— start Exercise data —

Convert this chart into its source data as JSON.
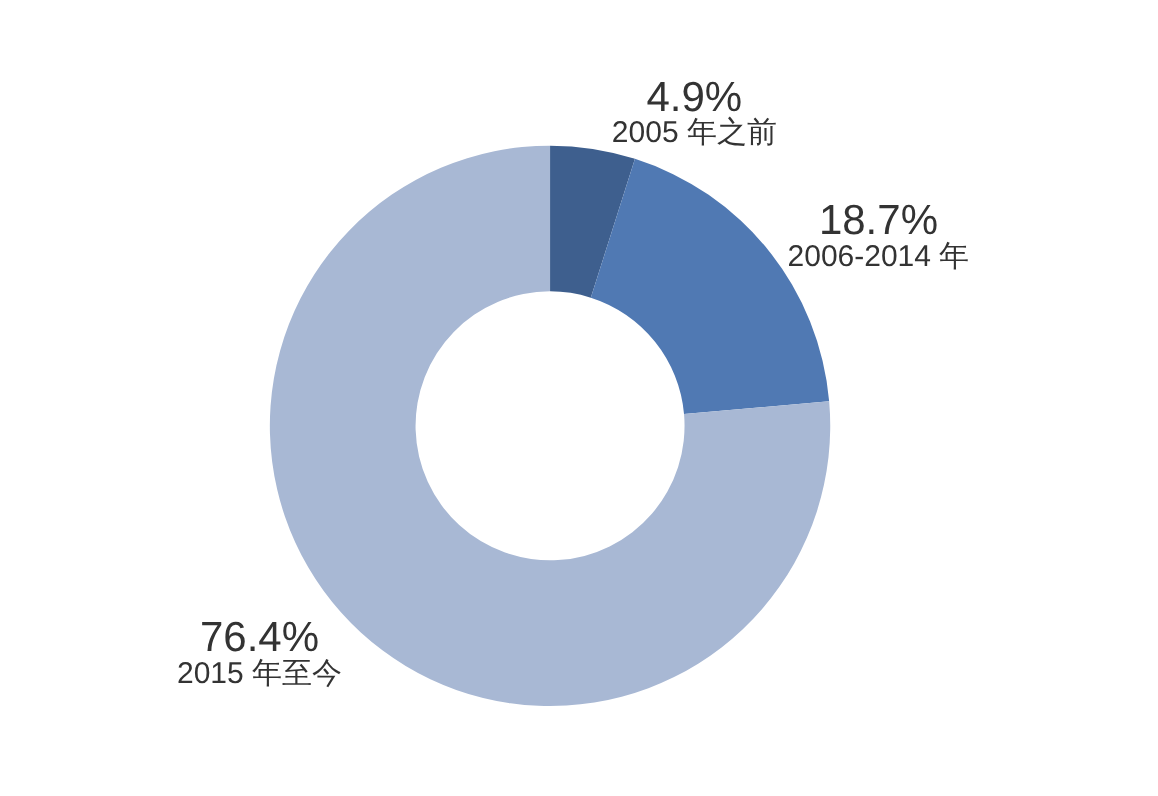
{
  "chart_data": {
    "type": "donut",
    "categories": [
      "2005 年之前",
      "2006-2014 年",
      "2015 年至今"
    ],
    "values": [
      4.9,
      18.7,
      76.4
    ],
    "colors": [
      "#3e5f8e",
      "#5079b3",
      "#a8b8d4"
    ],
    "value_labels": [
      "4.9%",
      "18.7%",
      "76.4%"
    ],
    "legend": false
  }
}
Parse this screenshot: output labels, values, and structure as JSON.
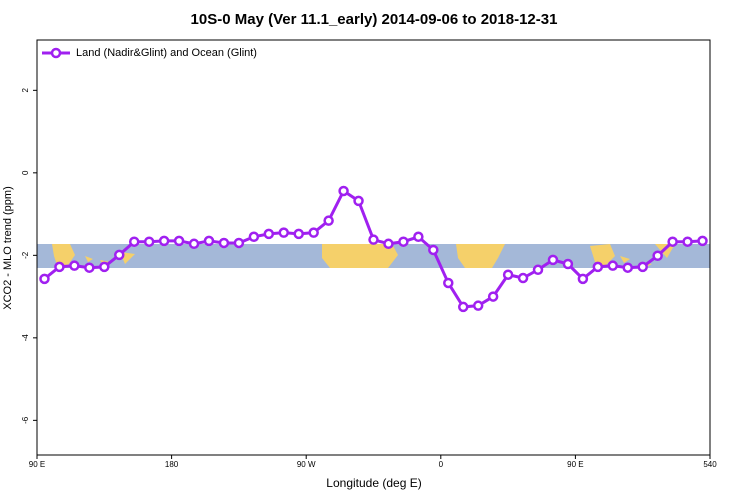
{
  "chart_data": {
    "type": "line",
    "title": "10S-0 May (Ver 11.1_early)   2014-09-06 to 2018-12-31",
    "x_label": "Longitude (deg E)",
    "y_label": "XCO2 - MLO trend (ppm)",
    "x": [
      95,
      105,
      115,
      125,
      135,
      145,
      155,
      165,
      175,
      185,
      195,
      205,
      215,
      225,
      235,
      245,
      255,
      265,
      275,
      285,
      295,
      305,
      315,
      325,
      335,
      345,
      355,
      365,
      375,
      385,
      395,
      405,
      415,
      425,
      435,
      445,
      455,
      465,
      475,
      485,
      495,
      505,
      515,
      525,
      535
    ],
    "series": [
      {
        "name": "Land (Nadir&Glint) and Ocean (Glint)",
        "color": "#a020f0",
        "values": [
          -2.57,
          -2.28,
          -2.25,
          -2.3,
          -2.28,
          -1.99,
          -1.67,
          -1.67,
          -1.65,
          -1.65,
          -1.72,
          -1.65,
          -1.7,
          -1.7,
          -1.55,
          -1.48,
          -1.45,
          -1.48,
          -1.45,
          -1.16,
          -0.44,
          -0.68,
          -1.62,
          -1.72,
          -1.67,
          -1.55,
          -1.87,
          -2.67,
          -3.25,
          -3.22,
          -3.0,
          -2.47,
          -2.55,
          -2.35,
          -2.11,
          -2.21,
          -2.57,
          -2.28,
          -2.25,
          -2.3,
          -2.28,
          -2.01,
          -1.67,
          -1.67,
          -1.65
        ]
      }
    ],
    "xlim": [
      90,
      540
    ],
    "xticks": [
      {
        "value": 90,
        "label": "90 E"
      },
      180,
      {
        "value": 270,
        "label": "90 W"
      },
      {
        "value": 360,
        "label": "0"
      },
      {
        "value": 450,
        "label": "90 E"
      },
      540
    ],
    "ylim": [
      -6.84,
      3.22
    ],
    "yticks": [
      2,
      0,
      -2,
      -4,
      -6
    ],
    "legend": "top-left",
    "grid": false
  }
}
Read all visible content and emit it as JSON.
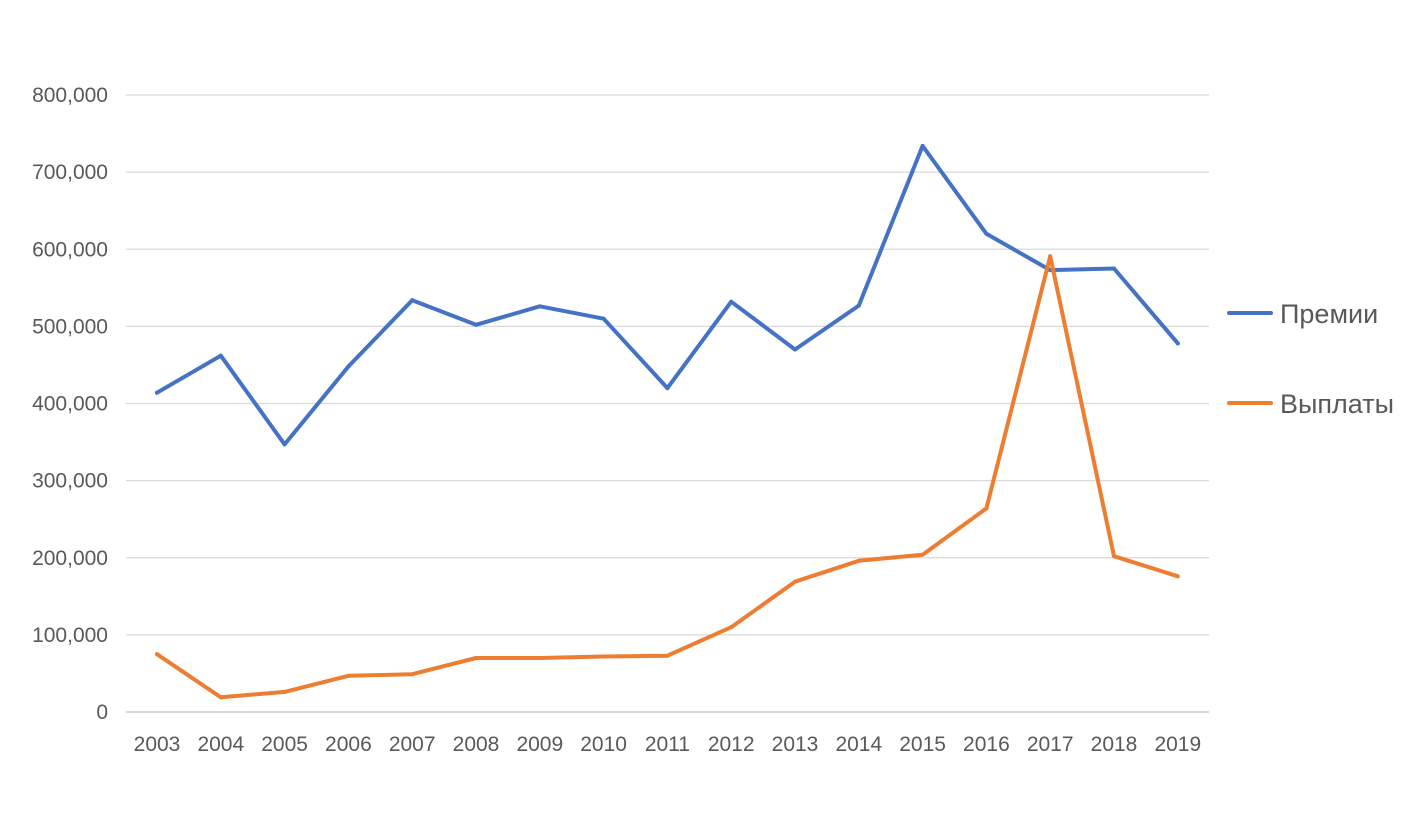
{
  "chart_data": {
    "type": "line",
    "title": "",
    "xlabel": "",
    "ylabel": "",
    "categories": [
      "2003",
      "2004",
      "2005",
      "2006",
      "2007",
      "2008",
      "2009",
      "2010",
      "2011",
      "2012",
      "2013",
      "2014",
      "2015",
      "2016",
      "2017",
      "2018",
      "2019"
    ],
    "ylim": [
      0,
      800000
    ],
    "yticks": [
      0,
      100000,
      200000,
      300000,
      400000,
      500000,
      600000,
      700000,
      800000
    ],
    "ytick_labels": [
      "0",
      "100,000",
      "200,000",
      "300,000",
      "400,000",
      "500,000",
      "600,000",
      "700,000",
      "800,000"
    ],
    "grid": "horizontal",
    "legend_position": "right",
    "series": [
      {
        "name": "Премии",
        "color": "#4472C4",
        "values": [
          414000,
          462000,
          347000,
          448000,
          534000,
          502000,
          526000,
          510000,
          420000,
          532000,
          470000,
          527000,
          734000,
          620000,
          573000,
          575000,
          478000
        ]
      },
      {
        "name": "Выплаты",
        "color": "#ED7D31",
        "values": [
          75000,
          19000,
          26000,
          47000,
          49000,
          70000,
          70000,
          72000,
          73000,
          110000,
          169000,
          196000,
          204000,
          264000,
          591000,
          202000,
          176000
        ]
      }
    ],
    "gridline_color": "#D9D9D9",
    "text_color": "#595959"
  }
}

— end Exercise data —

» **What needs to be done**
Make an exact copy of the records shown above, without the pictures.

» **Task response**
Convert this chart into its source data as JSON.
{
  "chart_data": {
    "type": "donut",
    "categories": [
      "2005 年之前",
      "2006-2014 年",
      "2015 年至今"
    ],
    "values": [
      4.9,
      18.7,
      76.4
    ],
    "colors": [
      "#3e5f8e",
      "#5079b3",
      "#a8b8d4"
    ],
    "value_labels": [
      "4.9%",
      "18.7%",
      "76.4%"
    ],
    "legend": false
  }
}
Parse this screenshot: output labels, values, and structure as JSON.
{
  "chart_data": {
    "type": "line",
    "title": "10S-0 May (Ver 11.1_early)   2014-09-06 to 2018-12-31",
    "x_label": "Longitude (deg E)",
    "y_label": "XCO2 - MLO trend (ppm)",
    "x": [
      95,
      105,
      115,
      125,
      135,
      145,
      155,
      165,
      175,
      185,
      195,
      205,
      215,
      225,
      235,
      245,
      255,
      265,
      275,
      285,
      295,
      305,
      315,
      325,
      335,
      345,
      355,
      365,
      375,
      385,
      395,
      405,
      415,
      425,
      435,
      445,
      455,
      465,
      475,
      485,
      495,
      505,
      515,
      525,
      535
    ],
    "series": [
      {
        "name": "Land (Nadir&Glint) and Ocean (Glint)",
        "color": "#a020f0",
        "values": [
          -2.57,
          -2.28,
          -2.25,
          -2.3,
          -2.28,
          -1.99,
          -1.67,
          -1.67,
          -1.65,
          -1.65,
          -1.72,
          -1.65,
          -1.7,
          -1.7,
          -1.55,
          -1.48,
          -1.45,
          -1.48,
          -1.45,
          -1.16,
          -0.44,
          -0.68,
          -1.62,
          -1.72,
          -1.67,
          -1.55,
          -1.87,
          -2.67,
          -3.25,
          -3.22,
          -3.0,
          -2.47,
          -2.55,
          -2.35,
          -2.11,
          -2.21,
          -2.57,
          -2.28,
          -2.25,
          -2.3,
          -2.28,
          -2.01,
          -1.67,
          -1.67,
          -1.65
        ]
      }
    ],
    "xlim": [
      90,
      540
    ],
    "xticks": [
      {
        "value": 90,
        "label": "90 E"
      },
      180,
      {
        "value": 270,
        "label": "90 W"
      },
      {
        "value": 360,
        "label": "0"
      },
      {
        "value": 450,
        "label": "90 E"
      },
      540
    ],
    "ylim": [
      -6.84,
      3.22
    ],
    "yticks": [
      2,
      0,
      -2,
      -4,
      -6
    ],
    "legend": "top-left",
    "grid": false
  }
}
Read all visible content and emit it as JSON.
{
  "chart_data": {
    "type": "line",
    "title": "",
    "xlabel": "",
    "ylabel": "",
    "categories": [
      "2003",
      "2004",
      "2005",
      "2006",
      "2007",
      "2008",
      "2009",
      "2010",
      "2011",
      "2012",
      "2013",
      "2014",
      "2015",
      "2016",
      "2017",
      "2018",
      "2019"
    ],
    "ylim": [
      0,
      800000
    ],
    "yticks": [
      0,
      100000,
      200000,
      300000,
      400000,
      500000,
      600000,
      700000,
      800000
    ],
    "ytick_labels": [
      "0",
      "100,000",
      "200,000",
      "300,000",
      "400,000",
      "500,000",
      "600,000",
      "700,000",
      "800,000"
    ],
    "grid": "horizontal",
    "legend_position": "right",
    "series": [
      {
        "name": "Премии",
        "color": "#4472C4",
        "values": [
          414000,
          462000,
          347000,
          448000,
          534000,
          502000,
          526000,
          510000,
          420000,
          532000,
          470000,
          527000,
          734000,
          620000,
          573000,
          575000,
          478000
        ]
      },
      {
        "name": "Выплаты",
        "color": "#ED7D31",
        "values": [
          75000,
          19000,
          26000,
          47000,
          49000,
          70000,
          70000,
          72000,
          73000,
          110000,
          169000,
          196000,
          204000,
          264000,
          591000,
          202000,
          176000
        ]
      }
    ],
    "gridline_color": "#D9D9D9",
    "text_color": "#595959"
  }
}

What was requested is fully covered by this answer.